═════ ENTRIES

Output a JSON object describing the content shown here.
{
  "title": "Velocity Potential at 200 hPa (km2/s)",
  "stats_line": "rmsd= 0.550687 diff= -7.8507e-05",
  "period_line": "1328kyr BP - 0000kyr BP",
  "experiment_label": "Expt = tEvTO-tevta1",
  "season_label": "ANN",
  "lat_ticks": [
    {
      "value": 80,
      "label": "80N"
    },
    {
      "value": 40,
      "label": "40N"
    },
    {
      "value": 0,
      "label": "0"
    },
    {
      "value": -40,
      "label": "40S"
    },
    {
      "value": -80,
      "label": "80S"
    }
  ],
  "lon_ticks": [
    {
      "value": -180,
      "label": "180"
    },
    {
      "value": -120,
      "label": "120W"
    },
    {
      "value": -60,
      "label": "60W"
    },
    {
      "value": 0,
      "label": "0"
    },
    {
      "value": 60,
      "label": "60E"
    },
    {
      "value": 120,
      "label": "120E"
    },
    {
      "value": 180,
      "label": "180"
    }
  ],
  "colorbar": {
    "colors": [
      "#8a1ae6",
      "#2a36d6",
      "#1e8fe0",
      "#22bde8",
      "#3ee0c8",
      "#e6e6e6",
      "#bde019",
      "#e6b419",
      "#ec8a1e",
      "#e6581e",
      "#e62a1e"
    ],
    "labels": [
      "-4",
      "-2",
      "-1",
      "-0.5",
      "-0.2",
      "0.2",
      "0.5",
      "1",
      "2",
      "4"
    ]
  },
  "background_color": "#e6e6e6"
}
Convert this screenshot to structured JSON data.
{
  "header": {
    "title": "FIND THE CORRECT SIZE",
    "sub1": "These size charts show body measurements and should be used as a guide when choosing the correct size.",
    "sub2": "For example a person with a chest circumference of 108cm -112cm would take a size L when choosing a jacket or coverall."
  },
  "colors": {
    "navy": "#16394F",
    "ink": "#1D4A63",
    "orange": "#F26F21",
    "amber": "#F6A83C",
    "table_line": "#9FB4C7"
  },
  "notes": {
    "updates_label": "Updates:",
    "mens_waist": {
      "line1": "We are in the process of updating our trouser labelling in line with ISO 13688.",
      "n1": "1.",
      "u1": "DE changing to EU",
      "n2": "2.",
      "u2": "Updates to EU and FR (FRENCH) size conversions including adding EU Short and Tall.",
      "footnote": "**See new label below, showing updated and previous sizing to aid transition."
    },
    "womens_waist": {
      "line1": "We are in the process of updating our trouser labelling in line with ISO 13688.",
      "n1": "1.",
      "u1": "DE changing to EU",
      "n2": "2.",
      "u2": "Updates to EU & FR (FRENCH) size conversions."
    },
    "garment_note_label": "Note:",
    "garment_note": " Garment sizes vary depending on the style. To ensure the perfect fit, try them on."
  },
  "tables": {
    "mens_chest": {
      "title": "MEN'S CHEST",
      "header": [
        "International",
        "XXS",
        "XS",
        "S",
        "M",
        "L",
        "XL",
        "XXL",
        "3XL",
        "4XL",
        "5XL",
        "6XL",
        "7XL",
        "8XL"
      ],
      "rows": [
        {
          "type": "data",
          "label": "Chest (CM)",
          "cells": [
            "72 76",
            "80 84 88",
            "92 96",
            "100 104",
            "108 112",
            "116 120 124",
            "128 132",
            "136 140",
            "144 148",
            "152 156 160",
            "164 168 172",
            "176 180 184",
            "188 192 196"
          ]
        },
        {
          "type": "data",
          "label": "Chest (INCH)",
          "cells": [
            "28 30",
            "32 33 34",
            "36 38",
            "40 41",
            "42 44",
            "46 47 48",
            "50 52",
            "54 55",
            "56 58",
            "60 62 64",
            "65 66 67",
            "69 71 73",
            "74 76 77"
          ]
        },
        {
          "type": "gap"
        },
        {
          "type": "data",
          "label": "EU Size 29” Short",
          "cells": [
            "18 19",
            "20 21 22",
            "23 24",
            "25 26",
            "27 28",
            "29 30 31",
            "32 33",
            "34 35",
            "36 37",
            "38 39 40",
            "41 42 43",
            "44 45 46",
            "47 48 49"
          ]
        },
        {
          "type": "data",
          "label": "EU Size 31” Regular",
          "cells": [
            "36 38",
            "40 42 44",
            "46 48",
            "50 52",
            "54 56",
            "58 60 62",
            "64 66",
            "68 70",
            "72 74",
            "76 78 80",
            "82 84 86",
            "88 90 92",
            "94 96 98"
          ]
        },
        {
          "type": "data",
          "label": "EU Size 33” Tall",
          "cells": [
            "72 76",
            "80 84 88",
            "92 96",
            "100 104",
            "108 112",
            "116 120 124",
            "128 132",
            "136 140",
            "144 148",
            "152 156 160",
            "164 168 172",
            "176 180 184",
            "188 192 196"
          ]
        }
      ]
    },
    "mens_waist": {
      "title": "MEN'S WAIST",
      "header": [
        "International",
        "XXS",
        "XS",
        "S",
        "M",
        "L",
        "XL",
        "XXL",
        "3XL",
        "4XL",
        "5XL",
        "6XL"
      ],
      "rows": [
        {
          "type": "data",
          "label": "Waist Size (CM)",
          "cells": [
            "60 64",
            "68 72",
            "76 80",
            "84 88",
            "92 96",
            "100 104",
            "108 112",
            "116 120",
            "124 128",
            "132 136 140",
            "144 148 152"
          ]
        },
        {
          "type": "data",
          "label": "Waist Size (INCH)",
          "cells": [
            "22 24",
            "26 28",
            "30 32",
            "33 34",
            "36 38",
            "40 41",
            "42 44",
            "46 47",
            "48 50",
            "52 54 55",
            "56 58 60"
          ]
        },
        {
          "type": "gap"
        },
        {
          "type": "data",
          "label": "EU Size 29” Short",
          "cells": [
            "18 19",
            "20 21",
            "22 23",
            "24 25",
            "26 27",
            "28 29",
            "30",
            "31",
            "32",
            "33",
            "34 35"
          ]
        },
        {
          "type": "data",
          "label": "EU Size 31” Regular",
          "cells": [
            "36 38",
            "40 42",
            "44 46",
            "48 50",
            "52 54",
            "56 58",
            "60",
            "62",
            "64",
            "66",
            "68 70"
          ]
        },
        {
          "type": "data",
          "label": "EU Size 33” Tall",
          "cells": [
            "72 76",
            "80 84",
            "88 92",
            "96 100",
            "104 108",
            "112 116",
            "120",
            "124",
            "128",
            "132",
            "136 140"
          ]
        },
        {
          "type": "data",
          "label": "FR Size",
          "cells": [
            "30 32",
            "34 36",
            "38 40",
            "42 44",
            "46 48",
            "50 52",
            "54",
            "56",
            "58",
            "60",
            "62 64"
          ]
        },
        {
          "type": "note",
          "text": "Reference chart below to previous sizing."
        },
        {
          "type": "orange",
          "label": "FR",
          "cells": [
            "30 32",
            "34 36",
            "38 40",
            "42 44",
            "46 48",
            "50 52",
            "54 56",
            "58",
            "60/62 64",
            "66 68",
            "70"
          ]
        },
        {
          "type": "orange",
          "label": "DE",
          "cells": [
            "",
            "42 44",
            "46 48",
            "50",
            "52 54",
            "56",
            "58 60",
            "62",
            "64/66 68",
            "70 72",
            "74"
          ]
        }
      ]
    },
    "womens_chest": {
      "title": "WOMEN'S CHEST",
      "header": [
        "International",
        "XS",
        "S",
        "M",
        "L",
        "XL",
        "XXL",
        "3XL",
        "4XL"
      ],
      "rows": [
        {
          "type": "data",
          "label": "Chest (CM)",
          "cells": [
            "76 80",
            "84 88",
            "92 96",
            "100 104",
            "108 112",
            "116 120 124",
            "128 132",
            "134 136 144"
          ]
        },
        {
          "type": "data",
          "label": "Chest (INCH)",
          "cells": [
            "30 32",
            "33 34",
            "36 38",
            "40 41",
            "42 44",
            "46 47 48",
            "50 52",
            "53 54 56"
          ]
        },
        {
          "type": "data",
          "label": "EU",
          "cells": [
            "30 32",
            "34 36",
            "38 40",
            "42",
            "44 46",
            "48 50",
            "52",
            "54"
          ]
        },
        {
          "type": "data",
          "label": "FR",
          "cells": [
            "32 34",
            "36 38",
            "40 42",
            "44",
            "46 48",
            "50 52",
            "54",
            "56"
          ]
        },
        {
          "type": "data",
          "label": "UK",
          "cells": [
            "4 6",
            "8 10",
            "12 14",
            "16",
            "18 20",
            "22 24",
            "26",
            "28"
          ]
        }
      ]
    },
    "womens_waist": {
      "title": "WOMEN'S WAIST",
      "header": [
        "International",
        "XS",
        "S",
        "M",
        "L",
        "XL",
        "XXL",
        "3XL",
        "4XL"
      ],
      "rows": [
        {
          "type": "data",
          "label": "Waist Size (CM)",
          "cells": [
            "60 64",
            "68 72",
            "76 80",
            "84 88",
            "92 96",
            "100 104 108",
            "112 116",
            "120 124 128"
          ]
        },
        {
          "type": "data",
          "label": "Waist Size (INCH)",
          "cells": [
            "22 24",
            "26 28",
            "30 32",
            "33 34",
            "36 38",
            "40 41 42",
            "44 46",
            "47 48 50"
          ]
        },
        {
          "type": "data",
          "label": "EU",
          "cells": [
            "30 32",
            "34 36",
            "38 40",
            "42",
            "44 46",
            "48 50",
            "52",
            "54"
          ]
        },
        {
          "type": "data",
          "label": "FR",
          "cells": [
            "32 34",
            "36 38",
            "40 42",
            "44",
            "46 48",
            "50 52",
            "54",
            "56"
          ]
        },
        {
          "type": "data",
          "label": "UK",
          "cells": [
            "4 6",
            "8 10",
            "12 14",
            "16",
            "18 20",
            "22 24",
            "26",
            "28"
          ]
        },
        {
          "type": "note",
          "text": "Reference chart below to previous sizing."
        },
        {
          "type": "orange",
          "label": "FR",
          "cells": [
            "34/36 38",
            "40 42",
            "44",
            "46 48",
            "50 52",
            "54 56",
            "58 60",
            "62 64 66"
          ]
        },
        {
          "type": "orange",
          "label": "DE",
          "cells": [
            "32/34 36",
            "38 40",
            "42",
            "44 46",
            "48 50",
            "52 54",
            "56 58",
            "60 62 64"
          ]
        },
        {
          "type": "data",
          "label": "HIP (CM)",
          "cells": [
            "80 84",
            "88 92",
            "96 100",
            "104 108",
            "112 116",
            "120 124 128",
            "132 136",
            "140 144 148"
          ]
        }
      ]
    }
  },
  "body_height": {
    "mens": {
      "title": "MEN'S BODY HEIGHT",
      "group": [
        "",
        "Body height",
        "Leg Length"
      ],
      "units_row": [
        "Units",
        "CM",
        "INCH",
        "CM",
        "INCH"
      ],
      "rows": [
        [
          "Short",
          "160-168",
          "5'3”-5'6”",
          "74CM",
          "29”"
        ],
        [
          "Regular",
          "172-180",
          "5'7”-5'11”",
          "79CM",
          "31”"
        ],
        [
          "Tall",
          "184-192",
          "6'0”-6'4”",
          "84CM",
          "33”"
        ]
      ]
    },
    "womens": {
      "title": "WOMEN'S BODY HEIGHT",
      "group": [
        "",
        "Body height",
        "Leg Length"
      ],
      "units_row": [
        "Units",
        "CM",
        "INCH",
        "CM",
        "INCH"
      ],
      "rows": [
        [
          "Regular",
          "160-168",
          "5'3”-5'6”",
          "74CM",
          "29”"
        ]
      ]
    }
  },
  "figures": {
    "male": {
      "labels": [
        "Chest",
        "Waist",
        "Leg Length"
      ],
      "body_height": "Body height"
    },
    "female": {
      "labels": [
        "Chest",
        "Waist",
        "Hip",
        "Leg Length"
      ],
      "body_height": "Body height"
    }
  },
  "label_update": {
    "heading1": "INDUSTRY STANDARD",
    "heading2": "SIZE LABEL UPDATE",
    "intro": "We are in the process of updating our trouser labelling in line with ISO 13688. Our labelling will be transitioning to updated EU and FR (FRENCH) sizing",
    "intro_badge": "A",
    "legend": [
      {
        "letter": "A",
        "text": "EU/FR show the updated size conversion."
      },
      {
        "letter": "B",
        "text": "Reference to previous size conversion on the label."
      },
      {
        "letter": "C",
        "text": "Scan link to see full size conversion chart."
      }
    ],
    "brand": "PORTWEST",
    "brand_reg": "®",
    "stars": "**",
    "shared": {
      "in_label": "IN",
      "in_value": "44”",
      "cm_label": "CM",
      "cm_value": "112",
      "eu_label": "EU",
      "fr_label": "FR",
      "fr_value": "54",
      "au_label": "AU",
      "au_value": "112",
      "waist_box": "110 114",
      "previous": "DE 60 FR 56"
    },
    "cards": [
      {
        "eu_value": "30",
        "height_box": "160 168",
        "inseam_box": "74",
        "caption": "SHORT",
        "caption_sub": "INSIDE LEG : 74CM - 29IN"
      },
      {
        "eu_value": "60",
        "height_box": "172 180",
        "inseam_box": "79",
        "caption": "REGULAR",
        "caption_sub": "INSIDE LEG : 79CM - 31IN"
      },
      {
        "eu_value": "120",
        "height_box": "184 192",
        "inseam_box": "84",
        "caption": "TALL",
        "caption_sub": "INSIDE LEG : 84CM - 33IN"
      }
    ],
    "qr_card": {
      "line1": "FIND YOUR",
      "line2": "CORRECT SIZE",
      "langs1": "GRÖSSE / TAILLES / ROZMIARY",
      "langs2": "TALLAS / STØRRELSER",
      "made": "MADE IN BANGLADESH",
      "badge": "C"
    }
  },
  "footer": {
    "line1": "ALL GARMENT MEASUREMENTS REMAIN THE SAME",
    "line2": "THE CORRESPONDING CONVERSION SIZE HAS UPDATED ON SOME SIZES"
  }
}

══════════

● DIRECTIONS FOR THIS TASK:
All lines that include "Updates" are to be gathered and copied.

● RESPONSE:
    "updates_label": "Updates:",
      "u2": "Updates to EU and FR (FRENCH) size conversions including adding EU Short and Tall.",
      "u2": "Updates to EU & FR (FRENCH) size conversions."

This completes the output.